▶ **Stated problem**
Filter the entries and keep only the lines where the string "weather" appears.

— Start Dataset extract —

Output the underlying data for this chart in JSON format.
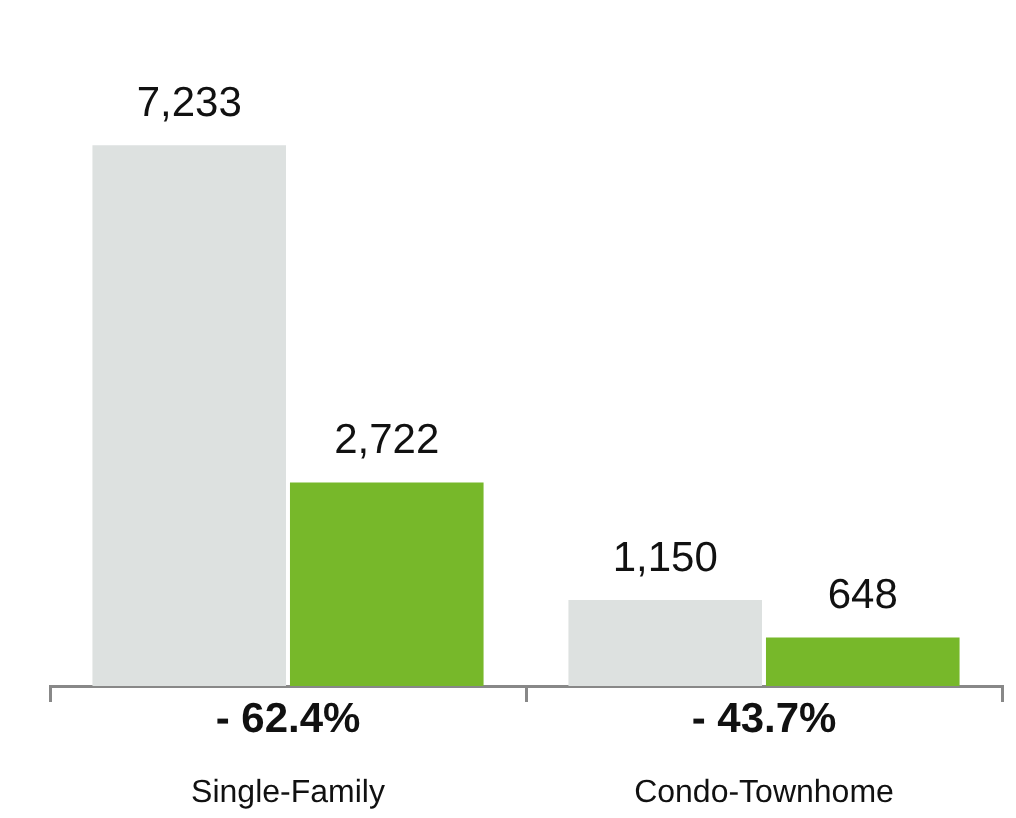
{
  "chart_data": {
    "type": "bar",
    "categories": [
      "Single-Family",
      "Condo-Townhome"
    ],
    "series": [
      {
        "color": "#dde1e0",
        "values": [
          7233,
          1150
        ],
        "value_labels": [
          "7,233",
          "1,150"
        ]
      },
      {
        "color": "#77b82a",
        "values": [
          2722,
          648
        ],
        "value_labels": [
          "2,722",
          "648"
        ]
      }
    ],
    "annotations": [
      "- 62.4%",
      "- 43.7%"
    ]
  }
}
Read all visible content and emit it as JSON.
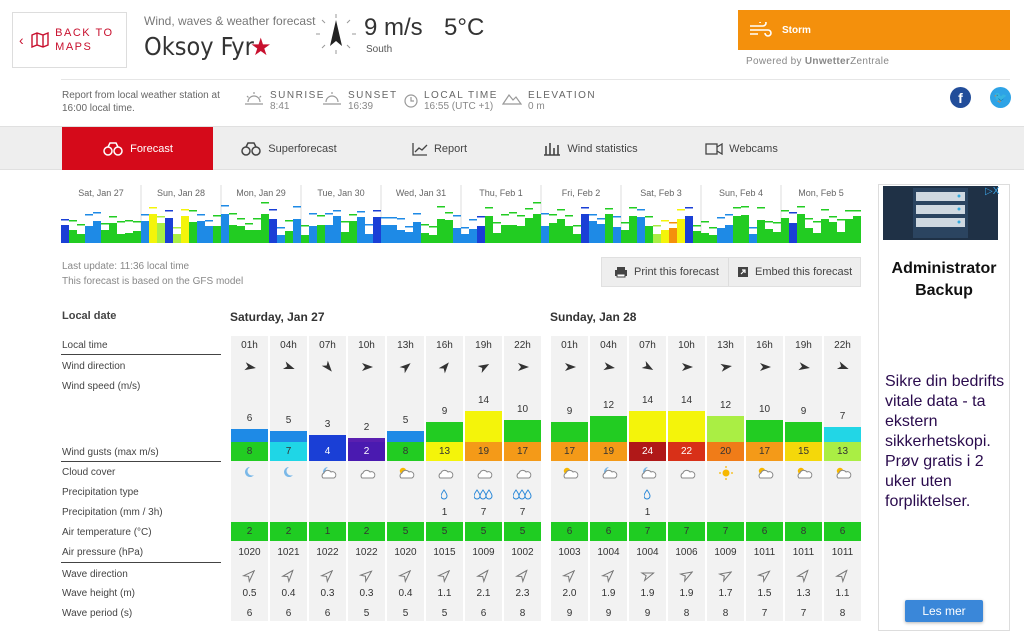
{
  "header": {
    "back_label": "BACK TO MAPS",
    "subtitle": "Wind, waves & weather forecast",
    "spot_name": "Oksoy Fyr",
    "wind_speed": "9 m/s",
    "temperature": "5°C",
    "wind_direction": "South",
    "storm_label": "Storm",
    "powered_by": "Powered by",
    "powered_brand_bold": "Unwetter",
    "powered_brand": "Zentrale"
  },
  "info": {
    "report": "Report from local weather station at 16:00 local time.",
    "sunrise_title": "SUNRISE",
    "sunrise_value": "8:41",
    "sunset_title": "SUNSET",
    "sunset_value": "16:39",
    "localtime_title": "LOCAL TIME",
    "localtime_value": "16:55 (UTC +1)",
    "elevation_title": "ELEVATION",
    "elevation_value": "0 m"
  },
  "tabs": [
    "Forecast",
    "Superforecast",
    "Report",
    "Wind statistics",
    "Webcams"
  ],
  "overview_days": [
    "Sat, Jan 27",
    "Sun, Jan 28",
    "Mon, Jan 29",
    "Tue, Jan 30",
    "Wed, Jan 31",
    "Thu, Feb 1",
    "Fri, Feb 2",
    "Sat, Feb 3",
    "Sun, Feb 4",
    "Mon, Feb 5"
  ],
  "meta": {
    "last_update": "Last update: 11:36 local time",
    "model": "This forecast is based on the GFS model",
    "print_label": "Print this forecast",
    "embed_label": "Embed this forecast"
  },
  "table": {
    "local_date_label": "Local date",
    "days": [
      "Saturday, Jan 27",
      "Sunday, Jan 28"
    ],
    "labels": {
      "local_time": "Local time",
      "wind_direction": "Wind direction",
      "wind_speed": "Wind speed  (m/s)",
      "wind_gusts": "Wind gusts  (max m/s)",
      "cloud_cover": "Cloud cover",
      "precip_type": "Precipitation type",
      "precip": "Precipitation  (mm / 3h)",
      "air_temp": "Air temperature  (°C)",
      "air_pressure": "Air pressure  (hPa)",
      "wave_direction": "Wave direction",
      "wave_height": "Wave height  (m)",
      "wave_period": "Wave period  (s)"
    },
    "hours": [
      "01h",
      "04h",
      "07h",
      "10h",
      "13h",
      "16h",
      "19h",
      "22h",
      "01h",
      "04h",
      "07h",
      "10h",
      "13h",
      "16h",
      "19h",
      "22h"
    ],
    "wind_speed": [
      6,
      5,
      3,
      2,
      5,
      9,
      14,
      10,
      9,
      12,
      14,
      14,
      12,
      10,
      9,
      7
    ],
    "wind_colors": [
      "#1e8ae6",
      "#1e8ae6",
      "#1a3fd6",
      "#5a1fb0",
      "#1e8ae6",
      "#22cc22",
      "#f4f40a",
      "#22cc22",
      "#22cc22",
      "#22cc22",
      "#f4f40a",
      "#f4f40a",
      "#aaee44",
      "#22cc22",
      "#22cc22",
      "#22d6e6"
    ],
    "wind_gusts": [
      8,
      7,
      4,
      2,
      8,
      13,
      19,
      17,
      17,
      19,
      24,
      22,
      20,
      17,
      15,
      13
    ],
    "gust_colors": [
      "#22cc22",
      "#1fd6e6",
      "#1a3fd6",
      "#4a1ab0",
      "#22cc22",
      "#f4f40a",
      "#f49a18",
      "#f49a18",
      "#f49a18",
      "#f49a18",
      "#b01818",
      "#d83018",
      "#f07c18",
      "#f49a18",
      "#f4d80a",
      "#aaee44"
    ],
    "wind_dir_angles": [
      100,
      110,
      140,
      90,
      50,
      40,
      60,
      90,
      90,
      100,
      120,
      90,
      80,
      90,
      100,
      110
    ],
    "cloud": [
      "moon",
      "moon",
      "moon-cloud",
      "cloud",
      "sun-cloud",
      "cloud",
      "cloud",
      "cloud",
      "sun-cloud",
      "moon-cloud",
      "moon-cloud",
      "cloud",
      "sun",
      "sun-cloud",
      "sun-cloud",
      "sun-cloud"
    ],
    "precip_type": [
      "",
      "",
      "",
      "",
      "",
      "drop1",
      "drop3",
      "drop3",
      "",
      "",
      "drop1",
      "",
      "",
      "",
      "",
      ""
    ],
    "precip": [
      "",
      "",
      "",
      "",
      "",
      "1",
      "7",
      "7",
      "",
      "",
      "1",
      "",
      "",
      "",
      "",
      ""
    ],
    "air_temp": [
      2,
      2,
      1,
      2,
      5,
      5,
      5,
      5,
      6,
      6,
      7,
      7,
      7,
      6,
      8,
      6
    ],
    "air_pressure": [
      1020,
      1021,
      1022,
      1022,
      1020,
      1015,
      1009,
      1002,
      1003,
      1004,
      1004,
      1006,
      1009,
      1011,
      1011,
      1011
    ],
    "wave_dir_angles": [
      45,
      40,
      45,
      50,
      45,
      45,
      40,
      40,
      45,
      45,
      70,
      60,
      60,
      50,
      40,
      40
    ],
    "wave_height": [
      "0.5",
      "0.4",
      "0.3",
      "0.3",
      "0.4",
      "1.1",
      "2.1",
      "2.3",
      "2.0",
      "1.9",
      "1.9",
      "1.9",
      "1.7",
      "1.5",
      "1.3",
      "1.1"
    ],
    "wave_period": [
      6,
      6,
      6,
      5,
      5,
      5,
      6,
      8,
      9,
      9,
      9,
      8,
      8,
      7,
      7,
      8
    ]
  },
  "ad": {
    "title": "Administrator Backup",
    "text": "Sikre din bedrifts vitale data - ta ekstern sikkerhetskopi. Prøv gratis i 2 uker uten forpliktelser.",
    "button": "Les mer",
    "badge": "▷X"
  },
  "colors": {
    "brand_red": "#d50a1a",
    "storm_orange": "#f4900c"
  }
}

— End Dataset extract —

▶ **Result**
    "subtitle": "Wind, waves & weather forecast",
    "report": "Report from local weather station at 16:00 local time.",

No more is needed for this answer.